Direction:
Count the lines in the records below that contain the word "salinity", and reply with only that number.

Records shown:
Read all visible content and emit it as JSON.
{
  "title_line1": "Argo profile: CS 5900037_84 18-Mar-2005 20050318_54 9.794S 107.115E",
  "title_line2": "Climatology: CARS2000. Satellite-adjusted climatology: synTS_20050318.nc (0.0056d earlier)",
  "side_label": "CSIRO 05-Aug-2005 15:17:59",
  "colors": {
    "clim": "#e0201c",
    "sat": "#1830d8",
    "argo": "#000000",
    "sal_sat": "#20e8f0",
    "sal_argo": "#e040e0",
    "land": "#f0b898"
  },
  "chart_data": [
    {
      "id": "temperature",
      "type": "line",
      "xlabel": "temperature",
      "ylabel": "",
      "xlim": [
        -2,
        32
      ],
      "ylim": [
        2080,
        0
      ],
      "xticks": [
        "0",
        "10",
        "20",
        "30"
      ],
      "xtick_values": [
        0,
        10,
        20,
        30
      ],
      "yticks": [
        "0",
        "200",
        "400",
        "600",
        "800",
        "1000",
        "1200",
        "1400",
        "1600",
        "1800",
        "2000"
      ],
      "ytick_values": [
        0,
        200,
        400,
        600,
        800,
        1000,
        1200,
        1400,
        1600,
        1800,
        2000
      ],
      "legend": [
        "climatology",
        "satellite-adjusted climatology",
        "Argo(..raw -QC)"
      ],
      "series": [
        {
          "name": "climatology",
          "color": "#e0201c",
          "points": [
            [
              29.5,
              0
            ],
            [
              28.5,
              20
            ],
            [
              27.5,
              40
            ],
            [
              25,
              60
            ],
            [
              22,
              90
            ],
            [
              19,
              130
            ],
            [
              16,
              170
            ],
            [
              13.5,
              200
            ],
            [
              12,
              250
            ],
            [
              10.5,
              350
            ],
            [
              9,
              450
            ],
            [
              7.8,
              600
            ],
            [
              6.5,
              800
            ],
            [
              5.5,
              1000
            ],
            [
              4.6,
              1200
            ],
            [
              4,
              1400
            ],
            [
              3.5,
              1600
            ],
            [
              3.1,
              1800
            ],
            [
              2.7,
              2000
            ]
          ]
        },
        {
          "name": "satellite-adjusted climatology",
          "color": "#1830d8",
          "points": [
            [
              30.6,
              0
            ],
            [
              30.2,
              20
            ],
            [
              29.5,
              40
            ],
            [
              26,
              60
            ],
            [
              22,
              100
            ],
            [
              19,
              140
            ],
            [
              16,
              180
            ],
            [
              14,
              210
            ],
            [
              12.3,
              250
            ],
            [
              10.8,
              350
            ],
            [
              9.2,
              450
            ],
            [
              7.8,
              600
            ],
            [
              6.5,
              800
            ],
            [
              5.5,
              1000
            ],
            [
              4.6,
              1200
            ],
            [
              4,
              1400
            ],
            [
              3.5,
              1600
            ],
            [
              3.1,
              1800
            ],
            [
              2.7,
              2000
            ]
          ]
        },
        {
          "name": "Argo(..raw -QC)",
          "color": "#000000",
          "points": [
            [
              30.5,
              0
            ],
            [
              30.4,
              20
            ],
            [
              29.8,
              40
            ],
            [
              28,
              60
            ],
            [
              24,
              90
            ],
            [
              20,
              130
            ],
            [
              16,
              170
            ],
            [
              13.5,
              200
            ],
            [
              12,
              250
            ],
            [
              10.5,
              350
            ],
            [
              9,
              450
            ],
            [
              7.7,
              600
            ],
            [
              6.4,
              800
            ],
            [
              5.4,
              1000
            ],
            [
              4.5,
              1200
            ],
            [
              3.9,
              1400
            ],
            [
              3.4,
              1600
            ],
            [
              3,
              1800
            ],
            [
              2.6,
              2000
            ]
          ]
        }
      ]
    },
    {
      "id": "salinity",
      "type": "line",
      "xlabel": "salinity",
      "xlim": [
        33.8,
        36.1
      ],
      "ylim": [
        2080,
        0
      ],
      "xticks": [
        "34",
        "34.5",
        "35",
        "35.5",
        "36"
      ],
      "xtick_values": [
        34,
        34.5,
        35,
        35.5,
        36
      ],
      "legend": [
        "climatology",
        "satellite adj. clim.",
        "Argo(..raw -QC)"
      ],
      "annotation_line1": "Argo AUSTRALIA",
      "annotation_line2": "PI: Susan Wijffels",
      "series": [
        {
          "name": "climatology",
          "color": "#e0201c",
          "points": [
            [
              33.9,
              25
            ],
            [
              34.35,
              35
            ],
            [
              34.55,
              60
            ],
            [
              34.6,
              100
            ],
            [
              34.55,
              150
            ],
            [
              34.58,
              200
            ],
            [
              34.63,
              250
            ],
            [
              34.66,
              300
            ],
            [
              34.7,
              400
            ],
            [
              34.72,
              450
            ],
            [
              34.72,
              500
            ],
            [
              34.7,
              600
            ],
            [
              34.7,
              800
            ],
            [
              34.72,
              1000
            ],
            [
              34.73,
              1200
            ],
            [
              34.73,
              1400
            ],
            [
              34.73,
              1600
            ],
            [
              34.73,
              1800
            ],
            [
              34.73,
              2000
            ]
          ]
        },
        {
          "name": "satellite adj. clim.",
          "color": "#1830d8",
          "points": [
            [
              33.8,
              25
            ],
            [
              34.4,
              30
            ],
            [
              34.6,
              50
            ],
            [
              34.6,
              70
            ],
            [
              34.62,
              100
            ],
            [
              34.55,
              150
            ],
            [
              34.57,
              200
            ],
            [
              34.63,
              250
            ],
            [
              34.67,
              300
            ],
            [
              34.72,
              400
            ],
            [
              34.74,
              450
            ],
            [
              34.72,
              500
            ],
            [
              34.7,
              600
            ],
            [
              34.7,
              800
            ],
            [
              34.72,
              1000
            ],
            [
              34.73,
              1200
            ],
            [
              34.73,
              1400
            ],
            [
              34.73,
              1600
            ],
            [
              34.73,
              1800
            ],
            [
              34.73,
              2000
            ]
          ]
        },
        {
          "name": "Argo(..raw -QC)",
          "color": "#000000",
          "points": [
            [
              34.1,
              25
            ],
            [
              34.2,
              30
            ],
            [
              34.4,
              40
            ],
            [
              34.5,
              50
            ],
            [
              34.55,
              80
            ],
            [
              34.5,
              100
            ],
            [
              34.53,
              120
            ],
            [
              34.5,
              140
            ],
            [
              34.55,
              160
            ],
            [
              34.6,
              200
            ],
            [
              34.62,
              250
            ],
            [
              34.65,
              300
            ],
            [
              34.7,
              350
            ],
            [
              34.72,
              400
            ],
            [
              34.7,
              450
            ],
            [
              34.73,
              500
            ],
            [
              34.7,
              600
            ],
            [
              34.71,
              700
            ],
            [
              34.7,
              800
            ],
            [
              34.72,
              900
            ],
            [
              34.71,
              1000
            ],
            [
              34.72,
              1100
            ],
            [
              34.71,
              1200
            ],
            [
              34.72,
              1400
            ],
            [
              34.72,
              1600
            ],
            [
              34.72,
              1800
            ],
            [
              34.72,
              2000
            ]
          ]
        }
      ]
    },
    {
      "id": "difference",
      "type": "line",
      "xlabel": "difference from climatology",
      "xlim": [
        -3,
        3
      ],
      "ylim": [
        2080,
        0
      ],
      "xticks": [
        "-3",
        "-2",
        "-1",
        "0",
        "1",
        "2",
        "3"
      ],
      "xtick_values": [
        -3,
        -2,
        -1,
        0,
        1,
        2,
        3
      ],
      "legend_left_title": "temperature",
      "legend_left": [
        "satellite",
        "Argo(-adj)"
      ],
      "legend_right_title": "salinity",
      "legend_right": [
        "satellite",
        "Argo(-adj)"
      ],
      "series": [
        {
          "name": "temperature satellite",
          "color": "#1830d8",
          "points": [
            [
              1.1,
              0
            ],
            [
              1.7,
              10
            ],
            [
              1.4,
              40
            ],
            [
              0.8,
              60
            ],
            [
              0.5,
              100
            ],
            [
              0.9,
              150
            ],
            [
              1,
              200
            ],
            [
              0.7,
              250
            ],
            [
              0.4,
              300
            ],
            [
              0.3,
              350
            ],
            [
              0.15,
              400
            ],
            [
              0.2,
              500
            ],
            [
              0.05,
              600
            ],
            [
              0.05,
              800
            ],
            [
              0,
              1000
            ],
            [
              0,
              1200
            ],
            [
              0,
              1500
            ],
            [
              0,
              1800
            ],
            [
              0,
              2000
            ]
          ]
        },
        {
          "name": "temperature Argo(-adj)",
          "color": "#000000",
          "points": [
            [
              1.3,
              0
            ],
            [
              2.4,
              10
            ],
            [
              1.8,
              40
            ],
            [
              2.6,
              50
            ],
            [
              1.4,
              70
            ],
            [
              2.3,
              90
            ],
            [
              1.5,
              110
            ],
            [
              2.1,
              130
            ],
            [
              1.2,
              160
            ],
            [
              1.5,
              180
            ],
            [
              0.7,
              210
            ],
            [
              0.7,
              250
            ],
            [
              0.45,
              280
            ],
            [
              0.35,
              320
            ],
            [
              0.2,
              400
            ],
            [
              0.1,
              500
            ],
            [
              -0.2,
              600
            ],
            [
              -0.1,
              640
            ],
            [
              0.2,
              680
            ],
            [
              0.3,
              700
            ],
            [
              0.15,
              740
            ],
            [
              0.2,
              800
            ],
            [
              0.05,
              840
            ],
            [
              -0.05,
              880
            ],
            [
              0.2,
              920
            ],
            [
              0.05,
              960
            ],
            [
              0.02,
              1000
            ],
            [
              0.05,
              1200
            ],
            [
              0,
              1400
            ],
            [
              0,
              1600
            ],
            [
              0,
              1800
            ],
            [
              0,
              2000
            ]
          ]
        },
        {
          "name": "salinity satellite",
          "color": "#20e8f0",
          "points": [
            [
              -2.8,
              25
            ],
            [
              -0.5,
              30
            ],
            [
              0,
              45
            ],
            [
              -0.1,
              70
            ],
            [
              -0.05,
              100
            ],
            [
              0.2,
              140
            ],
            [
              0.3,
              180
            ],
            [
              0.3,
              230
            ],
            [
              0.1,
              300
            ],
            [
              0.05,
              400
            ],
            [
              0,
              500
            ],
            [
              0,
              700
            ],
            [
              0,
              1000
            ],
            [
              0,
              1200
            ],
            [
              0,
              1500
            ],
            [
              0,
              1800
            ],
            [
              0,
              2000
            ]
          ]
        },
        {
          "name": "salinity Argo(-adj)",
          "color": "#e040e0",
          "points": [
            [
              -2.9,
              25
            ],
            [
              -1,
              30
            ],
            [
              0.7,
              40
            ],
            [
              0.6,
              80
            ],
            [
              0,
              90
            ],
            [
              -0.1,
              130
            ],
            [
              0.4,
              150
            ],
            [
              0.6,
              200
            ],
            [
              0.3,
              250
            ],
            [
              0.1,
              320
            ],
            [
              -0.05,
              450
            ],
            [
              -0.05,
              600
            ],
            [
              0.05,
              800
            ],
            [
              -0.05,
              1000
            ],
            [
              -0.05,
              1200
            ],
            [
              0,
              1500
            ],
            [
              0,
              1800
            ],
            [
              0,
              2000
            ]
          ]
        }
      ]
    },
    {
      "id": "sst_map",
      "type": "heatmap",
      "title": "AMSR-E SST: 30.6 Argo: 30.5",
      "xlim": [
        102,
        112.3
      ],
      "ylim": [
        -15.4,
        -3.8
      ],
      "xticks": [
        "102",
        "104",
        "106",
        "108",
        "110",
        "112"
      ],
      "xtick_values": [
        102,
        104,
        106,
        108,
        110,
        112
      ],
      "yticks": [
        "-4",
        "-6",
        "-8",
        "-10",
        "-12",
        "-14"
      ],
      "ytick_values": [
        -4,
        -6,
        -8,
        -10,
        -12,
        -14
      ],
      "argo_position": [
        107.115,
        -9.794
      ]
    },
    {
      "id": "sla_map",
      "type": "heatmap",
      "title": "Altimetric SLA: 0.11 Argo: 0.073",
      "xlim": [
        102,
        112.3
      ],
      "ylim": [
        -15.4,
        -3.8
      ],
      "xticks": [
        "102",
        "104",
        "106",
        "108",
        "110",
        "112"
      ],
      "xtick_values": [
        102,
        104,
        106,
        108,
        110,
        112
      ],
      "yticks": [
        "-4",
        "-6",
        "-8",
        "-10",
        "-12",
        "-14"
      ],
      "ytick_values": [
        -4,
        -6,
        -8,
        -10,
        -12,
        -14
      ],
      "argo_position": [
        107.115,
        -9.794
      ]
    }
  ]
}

Solution:
5